» **WHAT TO WORK ON**:
From the entries provided below, copy each line that contains the word "koppel".

Raw records
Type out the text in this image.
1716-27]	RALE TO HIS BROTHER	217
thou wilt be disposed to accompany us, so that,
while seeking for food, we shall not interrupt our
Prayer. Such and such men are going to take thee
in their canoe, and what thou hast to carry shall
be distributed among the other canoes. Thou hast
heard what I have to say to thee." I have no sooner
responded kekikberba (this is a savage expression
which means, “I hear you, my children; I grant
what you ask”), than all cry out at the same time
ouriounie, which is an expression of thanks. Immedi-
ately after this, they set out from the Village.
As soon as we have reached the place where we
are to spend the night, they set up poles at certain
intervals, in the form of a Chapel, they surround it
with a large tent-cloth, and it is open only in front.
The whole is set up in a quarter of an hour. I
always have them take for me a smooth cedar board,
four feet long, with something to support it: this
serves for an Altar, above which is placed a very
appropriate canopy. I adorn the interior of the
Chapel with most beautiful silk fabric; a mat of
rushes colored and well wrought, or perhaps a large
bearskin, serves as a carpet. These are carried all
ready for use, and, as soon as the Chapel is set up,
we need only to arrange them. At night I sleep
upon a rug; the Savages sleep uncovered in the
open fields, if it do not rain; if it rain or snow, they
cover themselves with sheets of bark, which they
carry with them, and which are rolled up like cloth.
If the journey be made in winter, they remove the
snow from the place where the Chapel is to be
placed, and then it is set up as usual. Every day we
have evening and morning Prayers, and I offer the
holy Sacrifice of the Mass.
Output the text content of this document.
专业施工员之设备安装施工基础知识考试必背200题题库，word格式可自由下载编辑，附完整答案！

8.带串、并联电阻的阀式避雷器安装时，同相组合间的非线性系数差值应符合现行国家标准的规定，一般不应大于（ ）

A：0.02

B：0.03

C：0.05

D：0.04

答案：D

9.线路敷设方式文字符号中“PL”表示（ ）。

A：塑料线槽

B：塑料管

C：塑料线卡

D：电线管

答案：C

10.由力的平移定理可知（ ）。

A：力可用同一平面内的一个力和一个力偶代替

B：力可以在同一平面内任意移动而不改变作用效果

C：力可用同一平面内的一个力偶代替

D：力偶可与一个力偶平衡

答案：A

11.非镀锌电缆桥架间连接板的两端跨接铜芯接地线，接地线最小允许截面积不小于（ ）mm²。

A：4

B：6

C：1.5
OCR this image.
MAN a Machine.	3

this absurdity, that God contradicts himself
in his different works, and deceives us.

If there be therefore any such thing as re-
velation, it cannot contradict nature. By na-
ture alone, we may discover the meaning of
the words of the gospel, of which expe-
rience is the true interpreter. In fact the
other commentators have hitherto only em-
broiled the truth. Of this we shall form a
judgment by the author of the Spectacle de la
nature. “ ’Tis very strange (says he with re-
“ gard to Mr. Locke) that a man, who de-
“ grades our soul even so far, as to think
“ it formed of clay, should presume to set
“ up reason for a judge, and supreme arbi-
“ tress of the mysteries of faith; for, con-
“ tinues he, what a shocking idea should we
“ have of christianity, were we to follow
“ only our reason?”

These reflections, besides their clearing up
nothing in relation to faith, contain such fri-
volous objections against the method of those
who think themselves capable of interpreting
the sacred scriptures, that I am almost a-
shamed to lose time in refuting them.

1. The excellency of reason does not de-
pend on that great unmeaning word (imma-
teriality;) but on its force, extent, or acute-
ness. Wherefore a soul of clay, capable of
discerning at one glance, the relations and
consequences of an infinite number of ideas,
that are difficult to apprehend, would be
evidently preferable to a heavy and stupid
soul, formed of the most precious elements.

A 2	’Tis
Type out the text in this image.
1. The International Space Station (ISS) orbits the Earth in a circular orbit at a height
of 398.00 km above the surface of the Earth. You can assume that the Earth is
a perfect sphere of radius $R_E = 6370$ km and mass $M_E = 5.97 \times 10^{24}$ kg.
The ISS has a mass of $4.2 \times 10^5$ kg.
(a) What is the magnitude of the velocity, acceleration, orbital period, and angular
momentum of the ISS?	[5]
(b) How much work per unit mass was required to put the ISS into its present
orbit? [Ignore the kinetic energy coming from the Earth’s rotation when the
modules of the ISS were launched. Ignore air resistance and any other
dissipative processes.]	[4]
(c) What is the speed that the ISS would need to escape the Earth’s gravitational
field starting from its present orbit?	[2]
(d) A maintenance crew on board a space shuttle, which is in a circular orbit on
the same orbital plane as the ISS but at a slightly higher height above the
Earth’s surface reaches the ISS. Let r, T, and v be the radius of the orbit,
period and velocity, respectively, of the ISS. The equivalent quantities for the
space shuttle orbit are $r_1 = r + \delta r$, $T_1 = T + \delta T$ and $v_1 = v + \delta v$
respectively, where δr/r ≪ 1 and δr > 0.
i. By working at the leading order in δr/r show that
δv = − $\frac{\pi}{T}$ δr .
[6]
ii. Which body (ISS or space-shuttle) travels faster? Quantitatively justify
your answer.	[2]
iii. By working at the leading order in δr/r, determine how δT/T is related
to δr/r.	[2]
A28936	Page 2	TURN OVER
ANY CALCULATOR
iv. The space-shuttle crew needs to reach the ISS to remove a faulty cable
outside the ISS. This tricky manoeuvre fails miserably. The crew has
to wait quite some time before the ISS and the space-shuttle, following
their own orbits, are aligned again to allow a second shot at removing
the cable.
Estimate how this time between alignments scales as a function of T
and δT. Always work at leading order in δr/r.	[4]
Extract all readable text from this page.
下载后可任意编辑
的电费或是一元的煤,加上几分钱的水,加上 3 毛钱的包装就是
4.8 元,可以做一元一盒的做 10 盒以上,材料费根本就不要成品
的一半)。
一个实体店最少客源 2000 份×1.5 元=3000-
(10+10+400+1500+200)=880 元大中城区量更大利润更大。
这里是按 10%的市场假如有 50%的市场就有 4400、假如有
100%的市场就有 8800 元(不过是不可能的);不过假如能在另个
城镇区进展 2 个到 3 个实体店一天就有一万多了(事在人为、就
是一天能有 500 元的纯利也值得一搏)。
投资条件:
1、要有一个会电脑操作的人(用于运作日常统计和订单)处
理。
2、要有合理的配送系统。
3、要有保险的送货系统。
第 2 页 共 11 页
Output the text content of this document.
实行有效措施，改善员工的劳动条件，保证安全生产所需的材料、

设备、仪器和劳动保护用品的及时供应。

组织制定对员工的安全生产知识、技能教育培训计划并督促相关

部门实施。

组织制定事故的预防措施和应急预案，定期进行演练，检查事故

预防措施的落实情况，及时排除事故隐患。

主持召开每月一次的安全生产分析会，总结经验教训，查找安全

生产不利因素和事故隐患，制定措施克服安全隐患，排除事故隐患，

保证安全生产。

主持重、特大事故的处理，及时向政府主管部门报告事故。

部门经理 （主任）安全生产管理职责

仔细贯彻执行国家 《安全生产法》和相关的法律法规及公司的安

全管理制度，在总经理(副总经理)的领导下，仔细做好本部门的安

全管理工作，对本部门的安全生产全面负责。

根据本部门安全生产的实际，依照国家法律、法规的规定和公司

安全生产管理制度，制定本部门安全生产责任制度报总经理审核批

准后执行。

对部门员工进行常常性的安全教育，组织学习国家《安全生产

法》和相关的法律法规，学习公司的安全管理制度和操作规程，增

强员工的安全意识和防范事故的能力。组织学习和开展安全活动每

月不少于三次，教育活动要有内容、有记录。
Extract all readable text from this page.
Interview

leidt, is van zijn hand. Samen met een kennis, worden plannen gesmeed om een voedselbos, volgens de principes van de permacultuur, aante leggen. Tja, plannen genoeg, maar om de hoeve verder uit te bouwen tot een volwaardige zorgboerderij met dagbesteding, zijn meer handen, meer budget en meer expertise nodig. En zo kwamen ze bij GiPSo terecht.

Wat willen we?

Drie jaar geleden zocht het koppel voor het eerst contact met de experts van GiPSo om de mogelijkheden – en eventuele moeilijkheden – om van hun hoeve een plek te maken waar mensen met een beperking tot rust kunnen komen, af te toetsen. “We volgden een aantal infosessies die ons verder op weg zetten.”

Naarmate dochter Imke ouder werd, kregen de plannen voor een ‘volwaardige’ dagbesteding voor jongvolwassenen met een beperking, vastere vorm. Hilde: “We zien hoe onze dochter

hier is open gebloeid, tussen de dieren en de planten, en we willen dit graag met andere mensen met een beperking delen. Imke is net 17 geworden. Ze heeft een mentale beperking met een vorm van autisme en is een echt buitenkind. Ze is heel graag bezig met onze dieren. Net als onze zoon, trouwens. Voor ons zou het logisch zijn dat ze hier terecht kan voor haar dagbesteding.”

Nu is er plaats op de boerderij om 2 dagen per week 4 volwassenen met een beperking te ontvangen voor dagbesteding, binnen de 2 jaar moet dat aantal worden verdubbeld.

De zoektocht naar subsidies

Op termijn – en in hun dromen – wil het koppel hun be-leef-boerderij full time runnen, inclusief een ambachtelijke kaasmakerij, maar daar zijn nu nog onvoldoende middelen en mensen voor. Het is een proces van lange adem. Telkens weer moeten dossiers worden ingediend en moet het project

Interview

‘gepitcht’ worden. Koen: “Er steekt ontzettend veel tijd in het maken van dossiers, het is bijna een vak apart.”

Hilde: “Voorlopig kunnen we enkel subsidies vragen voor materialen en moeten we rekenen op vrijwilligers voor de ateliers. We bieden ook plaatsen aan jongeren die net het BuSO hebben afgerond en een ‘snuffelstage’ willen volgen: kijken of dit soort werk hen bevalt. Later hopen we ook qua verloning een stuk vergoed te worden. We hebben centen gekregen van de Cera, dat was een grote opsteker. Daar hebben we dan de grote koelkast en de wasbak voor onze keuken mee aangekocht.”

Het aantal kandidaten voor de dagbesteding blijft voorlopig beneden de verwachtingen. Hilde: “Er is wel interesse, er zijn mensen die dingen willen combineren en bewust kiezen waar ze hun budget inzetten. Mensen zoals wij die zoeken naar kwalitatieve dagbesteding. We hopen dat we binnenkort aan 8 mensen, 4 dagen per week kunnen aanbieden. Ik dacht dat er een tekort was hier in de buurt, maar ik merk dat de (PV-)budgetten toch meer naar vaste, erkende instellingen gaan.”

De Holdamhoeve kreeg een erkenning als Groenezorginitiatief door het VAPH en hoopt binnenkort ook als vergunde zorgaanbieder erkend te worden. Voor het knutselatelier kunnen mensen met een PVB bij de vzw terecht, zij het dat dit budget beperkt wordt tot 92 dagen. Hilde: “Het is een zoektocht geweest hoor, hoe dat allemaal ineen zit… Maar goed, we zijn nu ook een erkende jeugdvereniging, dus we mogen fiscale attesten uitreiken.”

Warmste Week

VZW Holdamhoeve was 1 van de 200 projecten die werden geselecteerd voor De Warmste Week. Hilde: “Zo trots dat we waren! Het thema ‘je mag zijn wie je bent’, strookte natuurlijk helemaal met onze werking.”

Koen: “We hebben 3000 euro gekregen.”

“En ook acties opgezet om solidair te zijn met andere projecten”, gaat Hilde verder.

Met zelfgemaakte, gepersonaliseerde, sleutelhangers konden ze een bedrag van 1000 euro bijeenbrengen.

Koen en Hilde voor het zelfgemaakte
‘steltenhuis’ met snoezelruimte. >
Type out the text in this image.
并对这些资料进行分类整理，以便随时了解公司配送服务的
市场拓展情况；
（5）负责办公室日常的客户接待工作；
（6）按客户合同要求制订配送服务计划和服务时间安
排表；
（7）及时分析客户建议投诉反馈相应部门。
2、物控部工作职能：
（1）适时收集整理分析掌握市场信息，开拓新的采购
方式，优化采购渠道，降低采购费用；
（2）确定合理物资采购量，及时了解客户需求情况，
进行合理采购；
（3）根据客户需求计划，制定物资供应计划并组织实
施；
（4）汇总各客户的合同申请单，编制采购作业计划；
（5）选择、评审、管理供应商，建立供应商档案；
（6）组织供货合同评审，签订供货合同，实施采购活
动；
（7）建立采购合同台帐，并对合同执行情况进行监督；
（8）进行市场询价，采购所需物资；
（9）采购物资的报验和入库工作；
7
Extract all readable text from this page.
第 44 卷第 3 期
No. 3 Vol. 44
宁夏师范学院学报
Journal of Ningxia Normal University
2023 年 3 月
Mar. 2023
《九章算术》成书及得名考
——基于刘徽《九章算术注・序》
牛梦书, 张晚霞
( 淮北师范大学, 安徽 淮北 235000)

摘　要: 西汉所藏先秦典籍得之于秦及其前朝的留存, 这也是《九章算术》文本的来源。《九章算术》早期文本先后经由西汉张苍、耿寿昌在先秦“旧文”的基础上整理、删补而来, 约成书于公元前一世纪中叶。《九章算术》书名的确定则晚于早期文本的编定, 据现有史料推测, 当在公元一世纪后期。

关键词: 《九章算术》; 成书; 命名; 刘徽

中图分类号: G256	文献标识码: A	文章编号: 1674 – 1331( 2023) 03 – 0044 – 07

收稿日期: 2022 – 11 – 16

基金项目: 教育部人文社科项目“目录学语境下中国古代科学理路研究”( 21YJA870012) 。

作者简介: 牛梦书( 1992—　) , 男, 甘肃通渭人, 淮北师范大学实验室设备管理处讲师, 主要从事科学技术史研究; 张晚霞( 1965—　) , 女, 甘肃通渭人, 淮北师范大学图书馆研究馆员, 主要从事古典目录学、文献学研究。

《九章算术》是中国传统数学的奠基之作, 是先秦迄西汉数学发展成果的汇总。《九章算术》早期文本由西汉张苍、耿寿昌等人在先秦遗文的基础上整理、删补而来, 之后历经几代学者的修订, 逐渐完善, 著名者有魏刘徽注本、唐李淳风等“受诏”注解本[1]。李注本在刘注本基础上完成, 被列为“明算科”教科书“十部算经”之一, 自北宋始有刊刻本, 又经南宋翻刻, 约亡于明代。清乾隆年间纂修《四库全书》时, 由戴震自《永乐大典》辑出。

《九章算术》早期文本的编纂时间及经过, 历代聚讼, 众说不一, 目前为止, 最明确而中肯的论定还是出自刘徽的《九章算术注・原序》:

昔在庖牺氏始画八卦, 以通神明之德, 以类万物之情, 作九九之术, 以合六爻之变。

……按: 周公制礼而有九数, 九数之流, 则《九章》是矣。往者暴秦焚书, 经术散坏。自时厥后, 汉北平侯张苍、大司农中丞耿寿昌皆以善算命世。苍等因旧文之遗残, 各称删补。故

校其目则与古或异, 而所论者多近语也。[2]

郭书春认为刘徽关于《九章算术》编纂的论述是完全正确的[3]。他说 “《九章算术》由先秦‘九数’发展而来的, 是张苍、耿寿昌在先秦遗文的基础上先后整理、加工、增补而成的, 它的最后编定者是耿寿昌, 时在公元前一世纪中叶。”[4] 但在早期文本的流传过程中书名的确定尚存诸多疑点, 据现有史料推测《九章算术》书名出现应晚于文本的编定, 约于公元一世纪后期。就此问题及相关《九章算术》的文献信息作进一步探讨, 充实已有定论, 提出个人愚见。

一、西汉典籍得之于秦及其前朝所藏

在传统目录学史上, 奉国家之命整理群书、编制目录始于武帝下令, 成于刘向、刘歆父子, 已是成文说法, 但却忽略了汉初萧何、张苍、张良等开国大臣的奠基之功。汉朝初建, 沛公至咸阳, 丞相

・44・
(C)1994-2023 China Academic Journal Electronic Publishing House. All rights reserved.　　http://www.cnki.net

» **WRITTEN ANSWER**:
Drie jaar geleden zocht het koppel voor het eerst contact met de experts van GiPSo om de mogelijkheden – en eventuele moeilijkheden – om van hun hoeve een plek te maken waar mensen met een beperking tot rust kunnen komen, af te toetsen. “We volgden een aantal infosessies die ons verder op weg zetten.”
Op termijn – en in hun dromen – wil het koppel hun be-leef-boerderij full time runnen, inclusief een ambachtelijke kaasmakerij, maar daar zijn nu nog onvoldoende middelen en mensen voor. Het is een proces van lange adem. Telkens weer moeten dossiers worden ingediend en moet het project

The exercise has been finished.